## AIM
Rewrite the lines beginning with the one that contains "X-axis label: Graphe" and continuing through the one that contains "I need the location", putting "position" in place of "location" and keeping everything else the same. Give only those lines.

— Start —

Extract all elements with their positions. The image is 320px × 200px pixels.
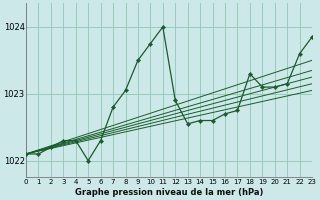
X-axis label: Graphe pression niveau de la mer (hPa): Graphe pression niveau de la mer (hPa) [75,188,263,197]
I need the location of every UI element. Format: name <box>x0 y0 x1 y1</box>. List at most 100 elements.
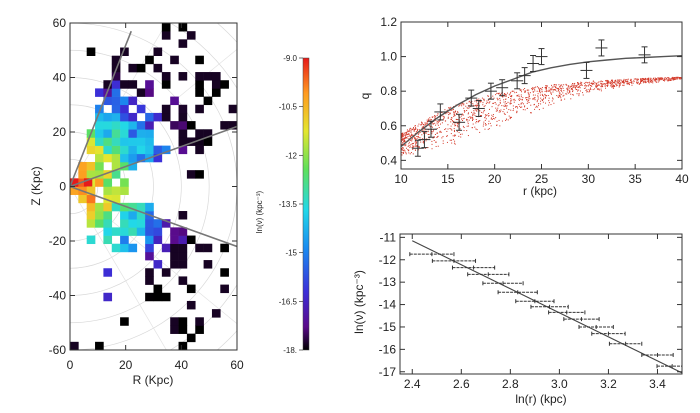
cloud-point <box>612 84 614 86</box>
cloud-point <box>629 82 631 84</box>
cloud-point <box>517 107 519 109</box>
cloud-point <box>543 95 545 97</box>
density-cell <box>170 227 179 236</box>
cloud-point <box>483 100 485 102</box>
cloud-point <box>408 138 410 140</box>
cloud-point <box>404 134 406 136</box>
cloud-point <box>541 91 543 93</box>
cloud-point <box>537 95 539 97</box>
cloud-point <box>474 112 476 114</box>
colorbar-label: ln(ν) (kpc⁻³) <box>255 190 264 233</box>
cloud-point <box>403 149 405 151</box>
cloud-point <box>596 85 598 87</box>
cloud-point <box>611 83 613 85</box>
density-cell <box>211 88 221 97</box>
cloud-point <box>435 145 437 147</box>
cloud-point <box>470 116 472 118</box>
cloud-point <box>627 83 629 85</box>
cloud-point <box>418 133 420 135</box>
cloud-point <box>642 81 644 83</box>
cloud-point <box>585 82 587 84</box>
cloud-point <box>660 78 662 80</box>
colorbar-tick-label: -15 <box>285 249 297 258</box>
density-cell <box>120 145 129 155</box>
cloud-point <box>644 81 646 83</box>
density-cell <box>103 219 113 228</box>
cloud-point <box>610 81 612 83</box>
cloud-point <box>636 83 638 85</box>
density-cell <box>103 186 113 195</box>
density-profile-ytick-label: -13 <box>379 275 397 289</box>
cloud-point <box>412 145 414 147</box>
cloud-point <box>559 87 561 89</box>
cloud-point <box>650 79 652 81</box>
cloud-point <box>513 90 515 92</box>
cloud-point <box>476 103 478 105</box>
density-cell <box>95 219 104 228</box>
cloud-point <box>431 140 433 142</box>
cloud-point <box>542 107 544 109</box>
cloud-point <box>580 83 582 85</box>
cloud-point <box>614 79 616 81</box>
cloud-point <box>545 88 547 90</box>
density-cell <box>136 211 146 220</box>
cloud-point <box>475 115 477 117</box>
q-measurement-point <box>418 131 431 149</box>
cloud-point <box>569 86 571 88</box>
cloud-point <box>534 87 536 89</box>
density-cell <box>111 170 121 179</box>
cloud-point <box>623 81 625 83</box>
density-cell <box>120 129 129 138</box>
colorbar-tick-label: -9.0 <box>283 54 297 63</box>
cloud-point <box>405 147 407 149</box>
cloud-point <box>411 140 413 142</box>
cloud-point <box>499 99 501 101</box>
cloud-point <box>636 79 638 81</box>
cloud-point <box>610 83 612 85</box>
density-cell <box>86 202 96 212</box>
cloud-point <box>460 115 462 117</box>
cloud-point <box>483 123 485 125</box>
cloud-point <box>573 85 575 87</box>
density-cell <box>195 55 204 65</box>
cloud-point <box>453 113 455 115</box>
cloud-point <box>463 107 465 109</box>
cloud-point <box>533 97 535 99</box>
density-measurement-point <box>467 272 510 277</box>
cloud-point <box>524 88 526 90</box>
cloud-point <box>665 77 667 79</box>
cloud-point <box>608 82 610 84</box>
density-cell <box>228 104 237 114</box>
cloud-point <box>586 91 588 93</box>
cloud-point <box>508 94 510 96</box>
density-cell <box>195 325 204 334</box>
cloud-point <box>407 130 409 132</box>
cloud-point <box>550 104 552 106</box>
cloud-point <box>472 104 474 106</box>
cloud-point <box>434 133 436 135</box>
cloud-point <box>451 120 453 122</box>
density-profile-panel: 2.4 2.6 2.8 3.0 3.2 3.4-11-12-13-14-15-16-17 … <box>352 230 683 406</box>
cloud-point <box>536 105 538 107</box>
density-map-xlabel: R (Kpc) <box>133 373 174 387</box>
cloud-point <box>479 131 481 133</box>
density-cell <box>195 145 204 155</box>
cloud-point <box>472 118 474 120</box>
cloud-point <box>613 82 615 84</box>
cloud-point <box>501 120 503 122</box>
cloud-point <box>429 118 431 120</box>
cloud-point <box>459 133 461 135</box>
cloud-point <box>545 87 547 89</box>
q-measurement-point <box>527 55 540 73</box>
cloud-point <box>544 93 546 95</box>
cloud-point <box>487 99 489 101</box>
cloud-point <box>443 117 445 119</box>
cloud-point <box>558 91 560 93</box>
flattening-xtick-label: 25 <box>535 172 549 186</box>
cloud-point <box>586 89 588 91</box>
cloud-point <box>467 123 469 125</box>
cloud-point <box>674 78 676 80</box>
cloud-point <box>595 86 597 88</box>
cloud-point <box>427 147 429 149</box>
cloud-point <box>519 97 521 99</box>
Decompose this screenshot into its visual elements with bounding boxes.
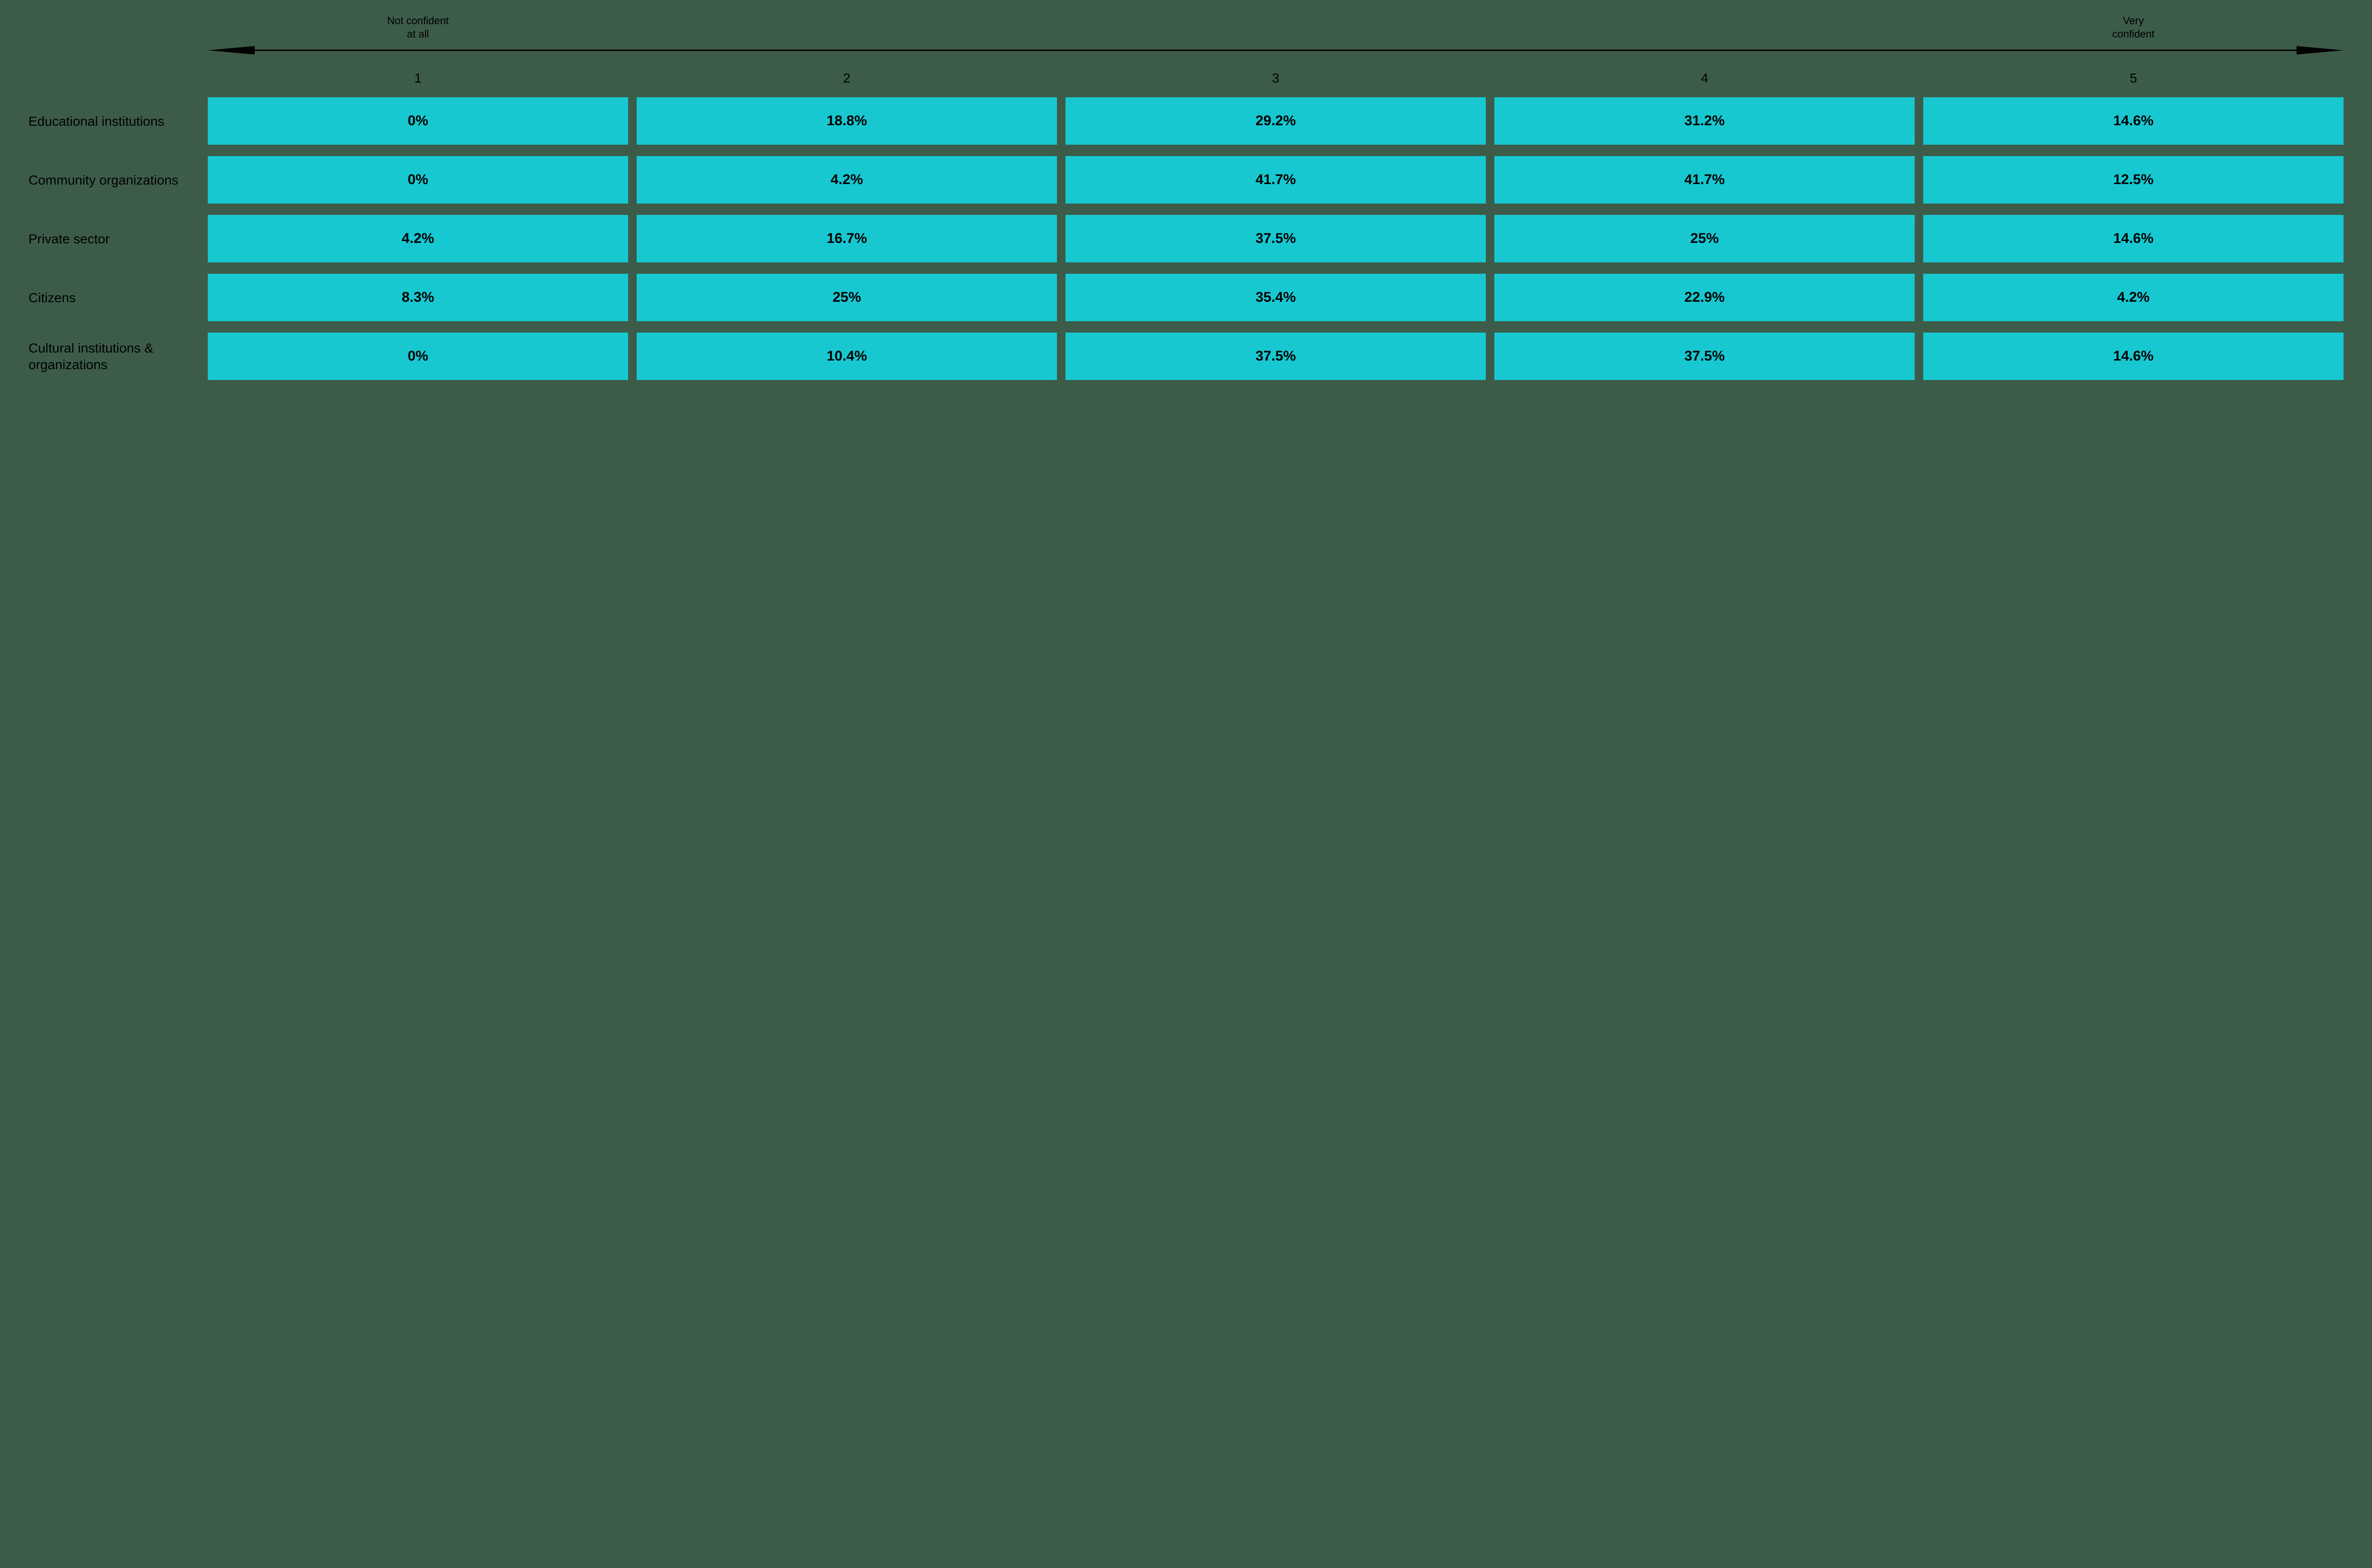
column-header: 2	[637, 71, 1057, 86]
heatmap-cell: 16.7%	[637, 215, 1057, 262]
heatmap-cell: 31.2%	[1494, 97, 1915, 145]
row-label: Private sector	[28, 231, 199, 247]
heatmap-cell: 25%	[1494, 215, 1915, 262]
scale-label-row: Not confidentat all Veryconfident	[28, 14, 2344, 40]
heatmap-cell: 14.6%	[1923, 97, 2344, 145]
heatmap-cell: 41.7%	[1494, 156, 1915, 204]
heatmap-cell: 14.6%	[1923, 333, 2344, 380]
scale-arrow-row	[28, 43, 2344, 57]
heatmap-cell: 0%	[208, 156, 628, 204]
heatmap-cell: 37.5%	[1066, 215, 1486, 262]
column-header: 4	[1494, 71, 1915, 86]
heatmap-cell: 14.6%	[1923, 215, 2344, 262]
heatmap-cell: 37.5%	[1066, 333, 1486, 380]
heatmap-cell: 4.2%	[208, 215, 628, 262]
heatmap-cell: 0%	[208, 333, 628, 380]
heatmap-cell: 0%	[208, 97, 628, 145]
heatmap-cell: 29.2%	[1066, 97, 1486, 145]
scale-label-right: Veryconfident	[1923, 14, 2344, 40]
heatmap-cell: 35.4%	[1066, 274, 1486, 321]
row-label: Educational institutions	[28, 113, 199, 130]
heatmap-grid: 1 2 3 4 5 Educational institutions0%18.8…	[28, 71, 2344, 380]
heatmap-cell: 4.2%	[1923, 274, 2344, 321]
scale-label-left: Not confidentat all	[208, 14, 628, 40]
heatmap-cell: 41.7%	[1066, 156, 1486, 204]
scale-arrow	[208, 43, 2344, 57]
column-header: 5	[1923, 71, 2344, 86]
row-label: Cultural institutions & organizations	[28, 340, 199, 373]
confidence-heatmap: Not confidentat all Veryconfident 1 2 3 …	[0, 0, 2372, 404]
row-label: Citizens	[28, 289, 199, 306]
heatmap-cell: 12.5%	[1923, 156, 2344, 204]
heatmap-cell: 10.4%	[637, 333, 1057, 380]
column-header: 1	[208, 71, 628, 86]
column-header: 3	[1066, 71, 1486, 86]
heatmap-cell: 37.5%	[1494, 333, 1915, 380]
heatmap-cell: 18.8%	[637, 97, 1057, 145]
heatmap-cell: 22.9%	[1494, 274, 1915, 321]
row-label: Community organizations	[28, 172, 199, 188]
heatmap-cell: 8.3%	[208, 274, 628, 321]
heatmap-cell: 25%	[637, 274, 1057, 321]
heatmap-cell: 4.2%	[637, 156, 1057, 204]
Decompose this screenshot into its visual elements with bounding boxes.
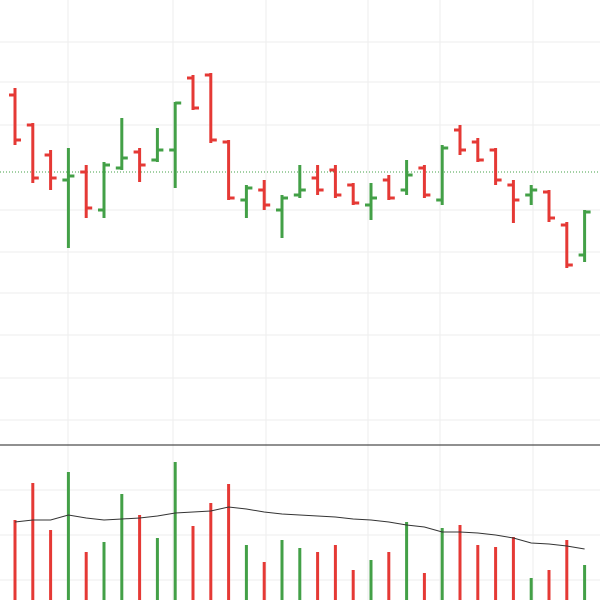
volume-bar (387, 552, 391, 600)
volume-bar (333, 545, 337, 600)
volume-bar (280, 540, 284, 600)
volume-bar (458, 525, 462, 600)
volume-bar (565, 540, 569, 600)
volume-bar (13, 520, 17, 600)
volume-bar (155, 538, 159, 600)
volume-bar (440, 528, 444, 600)
volume-bar (405, 522, 409, 600)
volume-bar (209, 503, 213, 600)
volume-bar (583, 565, 587, 600)
volume-bar (191, 526, 195, 600)
volume-bar (138, 515, 142, 600)
volume-bar (476, 545, 480, 600)
volume-bar (298, 548, 302, 600)
volume-bar (173, 462, 177, 600)
volume-bar (244, 545, 248, 600)
volume-bar (49, 530, 53, 600)
volume-bar (422, 573, 426, 600)
volume-bar (31, 483, 35, 600)
volume-bar (494, 547, 498, 600)
volume-bar (369, 560, 373, 600)
volume-bar (351, 570, 355, 600)
volume-bar (227, 484, 231, 600)
volume-bar (102, 542, 106, 600)
volume-ma-line (14, 506, 585, 550)
volume-bar (316, 552, 320, 600)
volume-bar (84, 552, 88, 600)
volume-bar (66, 472, 70, 600)
volume-bar (529, 578, 533, 600)
volume-bar (547, 570, 551, 600)
volume-bar (120, 494, 124, 600)
volume-bar (262, 562, 266, 600)
volume-bar (511, 537, 515, 600)
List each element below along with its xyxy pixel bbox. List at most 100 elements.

— End —

## RESULT OF THIS EXERCISE
X-axis label: Graphe pression niveau de la mer (hPa): Graphe pression niveau de la mer (hPa) [75,188,263,197]
I need the position of every UI element. Format: name <box>x0 y0 x1 y1</box>. List at most 100 elements.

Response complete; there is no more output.